DATASET CONTENT:

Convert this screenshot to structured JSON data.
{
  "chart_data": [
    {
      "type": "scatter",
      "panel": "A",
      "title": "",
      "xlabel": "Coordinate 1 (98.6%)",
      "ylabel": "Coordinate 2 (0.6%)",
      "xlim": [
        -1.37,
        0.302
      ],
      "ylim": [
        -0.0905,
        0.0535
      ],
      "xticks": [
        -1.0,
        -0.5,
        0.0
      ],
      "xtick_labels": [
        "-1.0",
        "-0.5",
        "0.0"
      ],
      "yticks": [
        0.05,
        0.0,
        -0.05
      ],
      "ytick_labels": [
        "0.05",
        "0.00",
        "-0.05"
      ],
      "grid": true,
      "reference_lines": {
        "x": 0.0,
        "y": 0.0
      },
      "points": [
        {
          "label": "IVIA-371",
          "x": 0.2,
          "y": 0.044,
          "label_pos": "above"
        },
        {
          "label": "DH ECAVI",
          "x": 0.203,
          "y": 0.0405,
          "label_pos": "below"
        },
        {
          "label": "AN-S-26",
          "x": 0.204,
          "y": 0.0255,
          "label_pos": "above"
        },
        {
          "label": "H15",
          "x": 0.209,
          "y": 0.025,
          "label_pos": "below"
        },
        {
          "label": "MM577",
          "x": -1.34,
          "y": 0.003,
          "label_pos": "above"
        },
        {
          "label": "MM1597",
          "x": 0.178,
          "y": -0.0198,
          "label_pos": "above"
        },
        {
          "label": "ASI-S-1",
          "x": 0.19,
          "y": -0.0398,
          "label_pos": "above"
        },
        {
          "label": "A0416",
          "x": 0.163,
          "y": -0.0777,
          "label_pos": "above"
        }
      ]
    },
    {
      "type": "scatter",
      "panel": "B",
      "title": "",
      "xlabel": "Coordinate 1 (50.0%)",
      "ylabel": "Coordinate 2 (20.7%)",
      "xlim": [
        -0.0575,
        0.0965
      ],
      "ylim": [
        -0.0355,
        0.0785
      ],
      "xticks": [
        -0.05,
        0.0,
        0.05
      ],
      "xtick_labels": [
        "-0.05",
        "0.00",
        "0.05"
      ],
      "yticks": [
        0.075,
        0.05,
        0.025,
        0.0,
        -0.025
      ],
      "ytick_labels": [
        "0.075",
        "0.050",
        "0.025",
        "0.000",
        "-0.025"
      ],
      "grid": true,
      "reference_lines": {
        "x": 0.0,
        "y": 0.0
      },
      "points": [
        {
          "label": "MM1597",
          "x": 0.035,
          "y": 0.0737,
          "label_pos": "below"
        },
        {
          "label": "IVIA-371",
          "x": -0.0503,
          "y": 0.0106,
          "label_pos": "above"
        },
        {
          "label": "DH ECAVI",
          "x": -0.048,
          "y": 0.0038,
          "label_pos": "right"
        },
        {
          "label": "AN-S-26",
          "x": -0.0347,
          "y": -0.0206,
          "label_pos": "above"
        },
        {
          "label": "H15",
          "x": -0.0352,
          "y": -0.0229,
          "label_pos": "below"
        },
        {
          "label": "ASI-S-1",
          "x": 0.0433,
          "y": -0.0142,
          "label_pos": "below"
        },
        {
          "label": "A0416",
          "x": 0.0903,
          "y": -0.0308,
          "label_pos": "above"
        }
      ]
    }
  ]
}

WHAT THE TASK ASKS:
From the records above, extract each line exactly as shown.

EXERCISE OUTPUT:
Convert this screenshot to structured JSON data.
{
  "chart_data": [
    {
      "type": "scatter",
      "panel": "A",
      "title": "",
      "xlabel": "Coordinate 1 (98.6%)",
      "ylabel": "Coordinate 2 (0.6%)",
      "xlim": [
        -1.37,
        0.302
      ],
      "ylim": [
        -0.0905,
        0.0535
      ],
      "xticks": [
        -1.0,
        -0.5,
        0.0
      ],
      "xtick_labels": [
        "-1.0",
        "-0.5",
        "0.0"
      ],
      "yticks": [
        0.05,
        0.0,
        -0.05
      ],
      "ytick_labels": [
        "0.05",
        "0.00",
        "-0.05"
      ],
      "grid": true,
      "reference_lines": {
        "x": 0.0,
        "y": 0.0
      },
      "points": [
        {
          "label": "IVIA-371",
          "x": 0.2,
          "y": 0.044,
          "label_pos": "above"
        },
        {
          "label": "DH ECAVI",
          "x": 0.203,
          "y": 0.0405,
          "label_pos": "below"
        },
        {
          "label": "AN-S-26",
          "x": 0.204,
          "y": 0.0255,
          "label_pos": "above"
        },
        {
          "label": "H15",
          "x": 0.209,
          "y": 0.025,
          "label_pos": "below"
        },
        {
          "label": "MM577",
          "x": -1.34,
          "y": 0.003,
          "label_pos": "above"
        },
        {
          "label": "MM1597",
          "x": 0.178,
          "y": -0.0198,
          "label_pos": "above"
        },
        {
          "label": "ASI-S-1",
          "x": 0.19,
          "y": -0.0398,
          "label_pos": "above"
        },
        {
          "label": "A0416",
          "x": 0.163,
          "y": -0.0777,
          "label_pos": "above"
        }
      ]
    },
    {
      "type": "scatter",
      "panel": "B",
      "title": "",
      "xlabel": "Coordinate 1 (50.0%)",
      "ylabel": "Coordinate 2 (20.7%)",
      "xlim": [
        -0.0575,
        0.0965
      ],
      "ylim": [
        -0.0355,
        0.0785
      ],
      "xticks": [
        -0.05,
        0.0,
        0.05
      ],
      "xtick_labels": [
        "-0.05",
        "0.00",
        "0.05"
      ],
      "yticks": [
        0.075,
        0.05,
        0.025,
        0.0,
        -0.025
      ],
      "ytick_labels": [
        "0.075",
        "0.050",
        "0.025",
        "0.000",
        "-0.025"
      ],
      "grid": true,
      "reference_lines": {
        "x": 0.0,
        "y": 0.0
      },
      "points": [
        {
          "label": "MM1597",
          "x": 0.035,
          "y": 0.0737,
          "label_pos": "below"
        },
        {
          "label": "IVIA-371",
          "x": -0.0503,
          "y": 0.0106,
          "label_pos": "above"
        },
        {
          "label": "DH ECAVI",
          "x": -0.048,
          "y": 0.0038,
          "label_pos": "right"
        },
        {
          "label": "AN-S-26",
          "x": -0.0347,
          "y": -0.0206,
          "label_pos": "above"
        },
        {
          "label": "H15",
          "x": -0.0352,
          "y": -0.0229,
          "label_pos": "below"
        },
        {
          "label": "ASI-S-1",
          "x": 0.0433,
          "y": -0.0142,
          "label_pos": "below"
        },
        {
          "label": "A0416",
          "x": 0.0903,
          "y": -0.0308,
          "label_pos": "above"
        }
      ]
    }
  ]
}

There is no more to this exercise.